Summary Bullets:
• Late last week AT&T and Samsung together cut the ribbon on a co-developed 5G Innovation Zone that had nothing at all to do with consumer 5G future opportunities.
• Rather, the new facility, housed within Samsung Austin Semiconductor’s Austin Texas fabrication plant, showcased several ways high speed cellular can both modernize and optimize manufacturing processes.
If you travel a few miles northeast of Austin, Texas, you’ll find among the gentle rolling hills an undistinguished 300-acre facility dedicated to the fabrication of semiconductors (aka computer chips) for networking, high performance computing, IoT, and of course mobile devices. And if you look carefully within the foyer of this 20+ year old foundry, you’ll find a somewhat unassuming highly rectangular room peppered with Ikea-styled demonstration tables and plain black monitors that when considered together scream out in all caps: “5G IS VERY REAL, RIGHT NOW!”
But not as you’d think.
Announced last October as a co-developed project between AT&T, Samsung Electronics America and Samsung Austin Semiconductor, this new rectangular room, officially referred to as an Innovation Zone, has very little to do with mobile phones or mobility in general. Instead it serves as a real-world testbed for 5G technology in support of plain old manufacturing processes. The two companies hope that together the Innovation Zone will help their customers and partners see the immediate value of 5G as a core networking technology upon which they can modernize, optimize and if all goes well innovate.
The trouble with 5G, of course, is that it’s simply not yet available as a global communications standard as a true replacement for 4G standards like LTE. According to GlobalData research, that won’t happen for another few years (see figure 1). Early rollouts from telecom operators like AT&T, Verizon and T-Mobile have been very selective and limited in both purpose and scale. It seems we’ll have to wait some time before we can rely on pure 5G alone to stream Netflix videos while on the morning commute.
But that doesn’t mean 5G can’t make a significant impact right now within select enterprise use cases like industrial IoT (IIoT) for manufacturing, where GlobalData predicts a steady and significant increase in the number of connected, particularly in support of industrial monitoring and metering (see Figure 2).
And that’s why both AT&T and Samsung see their new joint Innovation Zone as a window into both the present and the future of 5G, where as it turns out 5G is in fact all about streaming videos, not on the morning commute, but rather while chips whiz around a factory floor. To explain, here are a few select 5G use cases on display at Samsung’s facility.

### [EXERCISE SET]
1. Translate this sentence from the article on the AT&T and Samsung 5G Innovation Zone into Spanish: "It seems we’ll have to wait some time before we can rely on pure 5G alone to stream Netflix videos while on the morning commute."
2. Resume the article on the AT&T and Samsung 5G Innovation Zone, starting right after its final sentence.

### [DATA PROVIDED]
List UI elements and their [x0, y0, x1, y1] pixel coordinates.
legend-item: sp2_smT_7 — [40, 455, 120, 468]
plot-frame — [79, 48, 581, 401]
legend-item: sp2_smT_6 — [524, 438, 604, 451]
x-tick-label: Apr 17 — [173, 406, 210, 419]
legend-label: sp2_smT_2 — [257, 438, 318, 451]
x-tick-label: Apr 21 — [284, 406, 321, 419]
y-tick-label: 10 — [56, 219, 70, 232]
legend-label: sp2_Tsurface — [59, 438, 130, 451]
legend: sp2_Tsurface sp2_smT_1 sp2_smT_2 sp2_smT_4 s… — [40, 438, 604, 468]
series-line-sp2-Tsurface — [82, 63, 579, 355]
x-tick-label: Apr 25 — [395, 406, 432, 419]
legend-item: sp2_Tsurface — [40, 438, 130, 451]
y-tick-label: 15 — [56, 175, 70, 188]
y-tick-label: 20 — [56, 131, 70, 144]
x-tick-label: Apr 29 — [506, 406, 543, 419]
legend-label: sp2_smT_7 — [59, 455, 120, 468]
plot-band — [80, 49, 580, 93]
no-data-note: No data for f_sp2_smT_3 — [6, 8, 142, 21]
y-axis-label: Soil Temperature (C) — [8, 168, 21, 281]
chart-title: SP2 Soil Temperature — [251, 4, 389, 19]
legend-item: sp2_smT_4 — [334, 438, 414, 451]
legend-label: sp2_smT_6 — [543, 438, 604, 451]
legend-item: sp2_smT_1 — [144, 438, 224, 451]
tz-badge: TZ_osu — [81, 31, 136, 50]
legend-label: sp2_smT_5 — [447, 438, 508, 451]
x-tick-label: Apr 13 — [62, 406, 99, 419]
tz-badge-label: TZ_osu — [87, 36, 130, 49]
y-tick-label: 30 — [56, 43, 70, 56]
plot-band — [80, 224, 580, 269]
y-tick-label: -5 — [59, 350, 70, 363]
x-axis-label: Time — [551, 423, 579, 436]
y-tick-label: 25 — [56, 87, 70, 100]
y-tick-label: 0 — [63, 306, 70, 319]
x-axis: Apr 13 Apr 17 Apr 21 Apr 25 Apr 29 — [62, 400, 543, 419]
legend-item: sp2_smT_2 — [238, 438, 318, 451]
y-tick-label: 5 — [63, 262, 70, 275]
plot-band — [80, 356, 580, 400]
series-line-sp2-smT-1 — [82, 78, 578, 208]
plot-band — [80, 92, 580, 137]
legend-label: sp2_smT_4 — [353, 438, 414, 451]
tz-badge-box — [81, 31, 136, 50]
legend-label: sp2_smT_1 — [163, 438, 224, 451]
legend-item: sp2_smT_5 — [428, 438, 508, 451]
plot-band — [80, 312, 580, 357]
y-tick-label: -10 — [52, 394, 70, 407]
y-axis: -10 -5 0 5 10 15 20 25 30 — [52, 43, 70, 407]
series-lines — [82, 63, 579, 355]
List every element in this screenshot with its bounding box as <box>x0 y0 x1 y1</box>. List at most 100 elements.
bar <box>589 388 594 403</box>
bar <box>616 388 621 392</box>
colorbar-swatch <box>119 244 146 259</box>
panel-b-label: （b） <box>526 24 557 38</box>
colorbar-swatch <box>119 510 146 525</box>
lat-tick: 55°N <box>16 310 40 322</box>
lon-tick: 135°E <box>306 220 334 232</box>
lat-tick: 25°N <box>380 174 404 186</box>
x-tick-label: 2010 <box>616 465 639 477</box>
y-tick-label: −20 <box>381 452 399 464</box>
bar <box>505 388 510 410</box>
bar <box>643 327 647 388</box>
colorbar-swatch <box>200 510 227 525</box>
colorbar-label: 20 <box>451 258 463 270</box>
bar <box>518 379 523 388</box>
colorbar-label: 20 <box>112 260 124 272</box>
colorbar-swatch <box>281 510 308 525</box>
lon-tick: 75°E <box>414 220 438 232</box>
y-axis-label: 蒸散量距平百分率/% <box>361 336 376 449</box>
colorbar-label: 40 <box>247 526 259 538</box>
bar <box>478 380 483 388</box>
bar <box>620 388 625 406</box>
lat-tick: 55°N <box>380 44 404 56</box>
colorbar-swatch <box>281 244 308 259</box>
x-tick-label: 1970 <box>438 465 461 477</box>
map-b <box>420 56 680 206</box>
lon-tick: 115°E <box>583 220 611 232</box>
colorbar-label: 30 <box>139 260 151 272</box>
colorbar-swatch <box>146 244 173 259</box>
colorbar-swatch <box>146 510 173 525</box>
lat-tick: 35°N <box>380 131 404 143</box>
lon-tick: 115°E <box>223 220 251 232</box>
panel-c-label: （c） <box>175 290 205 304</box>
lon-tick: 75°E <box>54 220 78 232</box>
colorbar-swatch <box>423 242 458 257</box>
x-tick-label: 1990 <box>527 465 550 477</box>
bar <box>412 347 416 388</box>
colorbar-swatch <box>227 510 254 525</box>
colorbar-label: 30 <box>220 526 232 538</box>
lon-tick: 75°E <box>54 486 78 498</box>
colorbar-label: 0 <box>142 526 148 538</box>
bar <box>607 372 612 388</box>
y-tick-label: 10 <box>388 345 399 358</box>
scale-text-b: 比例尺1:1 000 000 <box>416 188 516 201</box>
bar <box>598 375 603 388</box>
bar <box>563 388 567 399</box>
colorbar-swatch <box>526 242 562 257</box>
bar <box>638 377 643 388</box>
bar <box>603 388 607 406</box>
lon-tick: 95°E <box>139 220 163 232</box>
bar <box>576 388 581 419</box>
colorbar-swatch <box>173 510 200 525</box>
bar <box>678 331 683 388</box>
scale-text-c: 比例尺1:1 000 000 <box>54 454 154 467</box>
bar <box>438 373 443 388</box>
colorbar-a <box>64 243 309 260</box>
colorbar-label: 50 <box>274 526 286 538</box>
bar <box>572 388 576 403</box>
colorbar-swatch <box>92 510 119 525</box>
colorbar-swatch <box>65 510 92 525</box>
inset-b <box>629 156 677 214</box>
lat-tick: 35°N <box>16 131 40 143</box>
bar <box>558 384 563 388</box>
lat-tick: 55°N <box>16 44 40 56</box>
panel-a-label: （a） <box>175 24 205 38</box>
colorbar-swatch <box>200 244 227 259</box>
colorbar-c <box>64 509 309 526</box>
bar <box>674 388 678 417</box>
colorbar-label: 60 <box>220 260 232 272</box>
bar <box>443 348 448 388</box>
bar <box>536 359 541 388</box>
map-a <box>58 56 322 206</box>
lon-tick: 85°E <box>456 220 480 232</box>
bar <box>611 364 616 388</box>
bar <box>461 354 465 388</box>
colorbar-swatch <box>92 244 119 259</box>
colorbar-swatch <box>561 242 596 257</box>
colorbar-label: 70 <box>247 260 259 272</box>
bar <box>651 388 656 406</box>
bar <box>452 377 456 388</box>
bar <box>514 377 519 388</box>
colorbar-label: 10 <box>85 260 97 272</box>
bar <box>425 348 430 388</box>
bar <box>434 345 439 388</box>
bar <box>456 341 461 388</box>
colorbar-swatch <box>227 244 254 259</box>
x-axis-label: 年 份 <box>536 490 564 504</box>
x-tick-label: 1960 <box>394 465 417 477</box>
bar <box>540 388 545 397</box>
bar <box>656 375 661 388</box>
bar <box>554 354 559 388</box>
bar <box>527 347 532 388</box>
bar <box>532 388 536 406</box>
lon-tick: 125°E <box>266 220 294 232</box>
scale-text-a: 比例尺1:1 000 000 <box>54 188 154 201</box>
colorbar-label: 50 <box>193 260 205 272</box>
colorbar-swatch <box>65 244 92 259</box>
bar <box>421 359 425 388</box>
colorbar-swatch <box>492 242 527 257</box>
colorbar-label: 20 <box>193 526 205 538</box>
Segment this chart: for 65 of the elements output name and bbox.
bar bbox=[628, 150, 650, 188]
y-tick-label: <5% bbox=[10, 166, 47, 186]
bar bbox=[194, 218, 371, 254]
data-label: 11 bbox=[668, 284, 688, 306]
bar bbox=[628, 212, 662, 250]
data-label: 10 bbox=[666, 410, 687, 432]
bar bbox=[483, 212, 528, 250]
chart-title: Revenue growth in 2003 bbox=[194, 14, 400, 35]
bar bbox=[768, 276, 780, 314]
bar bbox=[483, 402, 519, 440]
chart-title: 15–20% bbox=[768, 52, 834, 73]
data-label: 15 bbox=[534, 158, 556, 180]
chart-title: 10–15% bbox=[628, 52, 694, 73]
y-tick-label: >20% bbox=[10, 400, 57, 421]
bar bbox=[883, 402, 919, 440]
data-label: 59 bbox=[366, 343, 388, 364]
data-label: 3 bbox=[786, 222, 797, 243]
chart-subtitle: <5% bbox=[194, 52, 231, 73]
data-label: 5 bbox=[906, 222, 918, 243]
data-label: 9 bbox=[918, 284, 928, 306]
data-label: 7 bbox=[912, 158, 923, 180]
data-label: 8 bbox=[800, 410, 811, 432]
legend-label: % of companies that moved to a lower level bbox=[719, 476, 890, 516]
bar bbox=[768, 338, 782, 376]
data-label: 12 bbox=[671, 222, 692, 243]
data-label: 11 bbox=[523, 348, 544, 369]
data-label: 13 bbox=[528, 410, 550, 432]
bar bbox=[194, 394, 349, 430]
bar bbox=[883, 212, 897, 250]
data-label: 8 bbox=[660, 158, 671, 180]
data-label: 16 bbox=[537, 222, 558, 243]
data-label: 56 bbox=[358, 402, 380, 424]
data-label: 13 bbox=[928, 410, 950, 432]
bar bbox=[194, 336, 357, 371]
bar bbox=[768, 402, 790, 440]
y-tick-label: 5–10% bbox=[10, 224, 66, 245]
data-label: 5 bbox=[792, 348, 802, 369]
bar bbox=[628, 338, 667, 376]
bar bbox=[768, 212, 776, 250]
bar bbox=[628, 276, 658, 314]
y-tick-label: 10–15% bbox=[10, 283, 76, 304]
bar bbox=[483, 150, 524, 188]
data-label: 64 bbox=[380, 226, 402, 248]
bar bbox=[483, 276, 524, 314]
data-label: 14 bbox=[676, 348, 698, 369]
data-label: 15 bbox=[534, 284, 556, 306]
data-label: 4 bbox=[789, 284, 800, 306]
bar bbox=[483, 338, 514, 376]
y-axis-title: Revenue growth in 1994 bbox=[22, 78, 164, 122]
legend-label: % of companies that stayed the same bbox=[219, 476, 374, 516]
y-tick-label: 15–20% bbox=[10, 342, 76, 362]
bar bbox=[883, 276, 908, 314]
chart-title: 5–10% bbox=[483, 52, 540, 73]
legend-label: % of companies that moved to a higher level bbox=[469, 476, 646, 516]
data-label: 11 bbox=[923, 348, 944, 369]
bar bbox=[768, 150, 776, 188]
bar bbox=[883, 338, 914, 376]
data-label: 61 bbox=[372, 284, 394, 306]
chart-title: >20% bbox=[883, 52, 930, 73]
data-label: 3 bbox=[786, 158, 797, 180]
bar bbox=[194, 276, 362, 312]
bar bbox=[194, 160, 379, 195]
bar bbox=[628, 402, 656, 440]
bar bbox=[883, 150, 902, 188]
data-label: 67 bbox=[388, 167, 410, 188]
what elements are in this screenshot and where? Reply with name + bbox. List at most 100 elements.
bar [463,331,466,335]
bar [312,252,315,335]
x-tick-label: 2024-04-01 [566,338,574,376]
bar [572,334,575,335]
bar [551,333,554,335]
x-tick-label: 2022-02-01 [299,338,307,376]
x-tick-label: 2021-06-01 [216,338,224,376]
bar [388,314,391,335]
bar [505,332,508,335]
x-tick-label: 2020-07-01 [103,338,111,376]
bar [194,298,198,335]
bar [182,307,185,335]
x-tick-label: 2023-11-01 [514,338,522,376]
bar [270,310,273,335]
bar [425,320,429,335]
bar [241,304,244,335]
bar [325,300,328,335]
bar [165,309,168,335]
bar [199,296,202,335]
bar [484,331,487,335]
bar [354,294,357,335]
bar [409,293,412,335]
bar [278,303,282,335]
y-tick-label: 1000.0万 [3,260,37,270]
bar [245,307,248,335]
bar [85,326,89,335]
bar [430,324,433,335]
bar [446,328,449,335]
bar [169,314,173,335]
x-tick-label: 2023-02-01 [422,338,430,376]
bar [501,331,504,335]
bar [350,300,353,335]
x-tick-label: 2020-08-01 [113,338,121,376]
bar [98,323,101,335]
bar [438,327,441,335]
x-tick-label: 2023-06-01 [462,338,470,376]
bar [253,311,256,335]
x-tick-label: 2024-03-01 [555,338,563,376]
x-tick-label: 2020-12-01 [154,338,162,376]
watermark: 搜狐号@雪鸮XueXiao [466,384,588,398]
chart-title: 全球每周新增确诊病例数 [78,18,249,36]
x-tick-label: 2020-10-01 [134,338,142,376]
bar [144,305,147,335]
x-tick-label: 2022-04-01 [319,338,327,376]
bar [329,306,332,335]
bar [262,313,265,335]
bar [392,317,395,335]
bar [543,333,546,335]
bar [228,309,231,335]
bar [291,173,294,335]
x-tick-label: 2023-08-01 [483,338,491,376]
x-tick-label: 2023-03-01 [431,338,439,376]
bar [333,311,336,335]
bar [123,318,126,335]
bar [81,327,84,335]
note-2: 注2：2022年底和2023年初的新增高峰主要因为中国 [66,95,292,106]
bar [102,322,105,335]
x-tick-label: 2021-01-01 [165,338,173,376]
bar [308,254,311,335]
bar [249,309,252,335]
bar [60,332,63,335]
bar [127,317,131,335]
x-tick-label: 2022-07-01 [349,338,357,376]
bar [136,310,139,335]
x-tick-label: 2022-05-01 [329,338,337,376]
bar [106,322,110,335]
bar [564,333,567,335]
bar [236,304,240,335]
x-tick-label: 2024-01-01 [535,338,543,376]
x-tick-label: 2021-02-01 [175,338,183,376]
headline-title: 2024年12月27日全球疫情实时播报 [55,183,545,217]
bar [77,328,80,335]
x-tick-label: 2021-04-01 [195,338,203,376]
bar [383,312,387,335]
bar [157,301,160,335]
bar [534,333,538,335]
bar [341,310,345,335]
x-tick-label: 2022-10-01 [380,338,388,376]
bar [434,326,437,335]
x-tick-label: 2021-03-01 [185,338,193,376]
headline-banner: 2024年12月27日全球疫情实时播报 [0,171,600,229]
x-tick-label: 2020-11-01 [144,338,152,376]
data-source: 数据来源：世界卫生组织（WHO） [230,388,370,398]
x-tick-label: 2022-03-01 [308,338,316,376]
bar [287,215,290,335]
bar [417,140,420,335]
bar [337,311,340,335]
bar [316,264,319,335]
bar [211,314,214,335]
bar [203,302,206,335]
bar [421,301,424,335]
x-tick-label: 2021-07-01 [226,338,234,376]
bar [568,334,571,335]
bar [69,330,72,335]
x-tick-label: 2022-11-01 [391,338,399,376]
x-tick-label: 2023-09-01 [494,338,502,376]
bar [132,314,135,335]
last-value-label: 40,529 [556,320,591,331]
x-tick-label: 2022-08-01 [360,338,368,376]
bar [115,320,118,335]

### [ANSWERS PER TASK]
1. Parece que tendremos que esperar algún tiempo antes de poder depender únicamente del 5G puro para ver videos de Netflix en streaming durante el trayecto matutino.

2.
• Video Camera-as-a-Sensor – Manufacturers can stream millimeter-wave thermal analysis of both machines and chips in motion, looking for potentially costly abnormalities. AT&T and Samsung demonstrated how this same technology could also be used to monitor engineers on the floor for safety and compliance. Are they overheated, wearing the proper safety gear, or who they say they are?
• Wireless Robotic Instrumentation and Control – Manufacturers can free robotics from wired constraints/costs using highly portable and affordable sensors. The vendors showed an example here running Google’s Fuchsia OS on a coin-sized sensor — a potentially huge deal for manufacturers struggling to modernize large, aging facilities.
• Mixed Reality Maintenance – Plying virtual and augmented reality goggles, the two firms showed how a maintenance worker could navigate a tricky repair process with an augmented overlay displaying process checklists, circuit board diagrams and real-time video instructions. Aside from the usual value in providing an overlay of real-time, data-driven knowledge, the key here is the potential for knowledge transfer among engineers — something immensely practical when you consider that many line engineers must rotate out every 15 minutes in some environments.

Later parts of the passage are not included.